__Work required__: Check every line below for the word "Minutio" and copy each one that has it.

__Material for this exercise__:
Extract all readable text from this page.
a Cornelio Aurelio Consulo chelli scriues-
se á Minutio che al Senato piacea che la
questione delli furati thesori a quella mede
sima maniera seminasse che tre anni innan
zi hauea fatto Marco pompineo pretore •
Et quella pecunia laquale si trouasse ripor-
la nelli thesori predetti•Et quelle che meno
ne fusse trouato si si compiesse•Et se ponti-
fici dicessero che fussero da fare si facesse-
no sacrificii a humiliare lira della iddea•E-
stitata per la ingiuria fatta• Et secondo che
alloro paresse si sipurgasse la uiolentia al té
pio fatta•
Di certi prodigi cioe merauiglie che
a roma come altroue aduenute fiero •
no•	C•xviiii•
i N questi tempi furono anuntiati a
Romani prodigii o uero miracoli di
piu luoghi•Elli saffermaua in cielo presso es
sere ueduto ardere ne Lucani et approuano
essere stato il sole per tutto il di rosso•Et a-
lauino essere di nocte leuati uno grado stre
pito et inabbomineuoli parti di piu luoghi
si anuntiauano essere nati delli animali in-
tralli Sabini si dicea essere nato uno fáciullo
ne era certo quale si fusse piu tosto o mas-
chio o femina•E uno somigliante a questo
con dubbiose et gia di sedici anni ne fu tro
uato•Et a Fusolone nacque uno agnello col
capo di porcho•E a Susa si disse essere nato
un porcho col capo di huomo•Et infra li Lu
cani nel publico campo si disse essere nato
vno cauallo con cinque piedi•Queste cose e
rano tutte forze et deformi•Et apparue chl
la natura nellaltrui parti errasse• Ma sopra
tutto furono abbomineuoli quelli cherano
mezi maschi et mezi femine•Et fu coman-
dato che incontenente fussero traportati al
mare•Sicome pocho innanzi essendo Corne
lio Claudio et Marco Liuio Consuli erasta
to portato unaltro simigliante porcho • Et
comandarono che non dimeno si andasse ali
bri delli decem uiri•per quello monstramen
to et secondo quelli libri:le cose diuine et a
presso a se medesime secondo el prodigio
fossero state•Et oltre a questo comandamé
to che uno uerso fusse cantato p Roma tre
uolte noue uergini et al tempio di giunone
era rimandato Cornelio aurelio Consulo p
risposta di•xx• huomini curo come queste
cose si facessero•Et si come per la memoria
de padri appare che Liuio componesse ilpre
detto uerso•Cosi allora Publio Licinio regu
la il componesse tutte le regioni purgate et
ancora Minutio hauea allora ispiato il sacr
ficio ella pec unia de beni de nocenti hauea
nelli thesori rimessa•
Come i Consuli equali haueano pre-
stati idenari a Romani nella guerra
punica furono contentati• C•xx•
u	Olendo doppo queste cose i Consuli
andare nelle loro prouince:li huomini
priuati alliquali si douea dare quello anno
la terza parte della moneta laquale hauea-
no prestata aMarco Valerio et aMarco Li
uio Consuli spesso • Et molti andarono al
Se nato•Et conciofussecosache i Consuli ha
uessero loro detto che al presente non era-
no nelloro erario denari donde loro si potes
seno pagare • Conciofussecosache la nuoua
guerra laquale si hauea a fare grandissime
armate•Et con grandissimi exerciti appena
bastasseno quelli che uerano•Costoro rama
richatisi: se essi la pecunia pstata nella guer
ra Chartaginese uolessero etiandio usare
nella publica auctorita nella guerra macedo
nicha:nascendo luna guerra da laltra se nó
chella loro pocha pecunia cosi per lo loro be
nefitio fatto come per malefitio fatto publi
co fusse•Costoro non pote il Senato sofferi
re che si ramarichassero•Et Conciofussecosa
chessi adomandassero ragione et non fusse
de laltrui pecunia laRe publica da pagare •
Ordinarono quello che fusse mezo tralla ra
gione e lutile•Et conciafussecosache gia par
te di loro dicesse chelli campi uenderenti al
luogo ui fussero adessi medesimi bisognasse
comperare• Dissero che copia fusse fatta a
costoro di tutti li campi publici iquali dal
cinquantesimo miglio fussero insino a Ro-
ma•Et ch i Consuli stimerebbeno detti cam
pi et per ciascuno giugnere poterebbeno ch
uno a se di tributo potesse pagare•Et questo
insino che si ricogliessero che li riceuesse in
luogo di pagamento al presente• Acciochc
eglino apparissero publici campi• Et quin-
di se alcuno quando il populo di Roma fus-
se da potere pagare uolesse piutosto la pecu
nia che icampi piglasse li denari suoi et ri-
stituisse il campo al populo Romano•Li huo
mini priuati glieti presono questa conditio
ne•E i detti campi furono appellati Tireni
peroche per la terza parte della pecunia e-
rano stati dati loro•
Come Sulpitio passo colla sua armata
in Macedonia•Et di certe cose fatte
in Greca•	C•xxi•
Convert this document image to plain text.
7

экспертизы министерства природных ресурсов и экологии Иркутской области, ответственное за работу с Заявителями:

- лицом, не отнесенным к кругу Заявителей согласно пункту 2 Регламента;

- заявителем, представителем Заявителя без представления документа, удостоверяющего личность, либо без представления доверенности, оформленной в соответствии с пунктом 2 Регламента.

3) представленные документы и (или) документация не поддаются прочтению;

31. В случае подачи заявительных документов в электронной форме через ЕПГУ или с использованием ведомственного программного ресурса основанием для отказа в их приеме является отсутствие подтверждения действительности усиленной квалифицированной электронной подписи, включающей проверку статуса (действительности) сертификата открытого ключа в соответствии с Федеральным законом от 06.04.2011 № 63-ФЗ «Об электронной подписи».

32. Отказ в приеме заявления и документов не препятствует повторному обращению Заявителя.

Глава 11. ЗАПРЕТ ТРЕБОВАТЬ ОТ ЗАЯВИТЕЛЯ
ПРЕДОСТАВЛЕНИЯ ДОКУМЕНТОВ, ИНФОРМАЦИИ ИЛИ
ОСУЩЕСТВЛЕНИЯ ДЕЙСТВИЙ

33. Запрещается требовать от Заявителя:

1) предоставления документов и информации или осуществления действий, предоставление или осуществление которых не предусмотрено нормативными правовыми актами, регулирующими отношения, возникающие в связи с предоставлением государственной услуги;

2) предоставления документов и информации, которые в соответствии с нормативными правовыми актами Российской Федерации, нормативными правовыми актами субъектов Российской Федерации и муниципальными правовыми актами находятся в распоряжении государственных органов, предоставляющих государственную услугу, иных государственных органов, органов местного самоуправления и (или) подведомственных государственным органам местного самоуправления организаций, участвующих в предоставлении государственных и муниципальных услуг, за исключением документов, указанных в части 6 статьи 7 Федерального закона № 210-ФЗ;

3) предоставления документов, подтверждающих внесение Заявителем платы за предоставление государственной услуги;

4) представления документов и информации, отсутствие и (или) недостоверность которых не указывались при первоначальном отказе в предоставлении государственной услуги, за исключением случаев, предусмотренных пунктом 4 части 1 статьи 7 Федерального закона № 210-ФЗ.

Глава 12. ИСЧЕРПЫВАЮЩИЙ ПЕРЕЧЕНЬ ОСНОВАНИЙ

__The answer__:
se á Minutio che al Senato piacea che la
ancora Minutio hauea allora ispiato il sacr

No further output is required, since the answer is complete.